(Data items)
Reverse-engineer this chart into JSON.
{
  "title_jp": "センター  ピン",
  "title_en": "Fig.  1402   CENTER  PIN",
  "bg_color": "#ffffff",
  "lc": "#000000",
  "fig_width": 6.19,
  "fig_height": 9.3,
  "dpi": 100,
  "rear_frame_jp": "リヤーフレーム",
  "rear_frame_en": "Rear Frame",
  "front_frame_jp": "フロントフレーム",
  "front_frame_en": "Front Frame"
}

▶ [REQUIREMENTS]: Each of the records should be retyped exactly.

▶ [RESULT FOR THIS TASK]:
Reverse-engineer this chart into JSON.
{
  "title_jp": "センター  ピン",
  "title_en": "Fig.  1402   CENTER  PIN",
  "bg_color": "#ffffff",
  "lc": "#000000",
  "fig_width": 6.19,
  "fig_height": 9.3,
  "dpi": 100,
  "rear_frame_jp": "リヤーフレーム",
  "rear_frame_en": "Rear Frame",
  "front_frame_jp": "フロントフレーム",
  "front_frame_en": "Front Frame"
}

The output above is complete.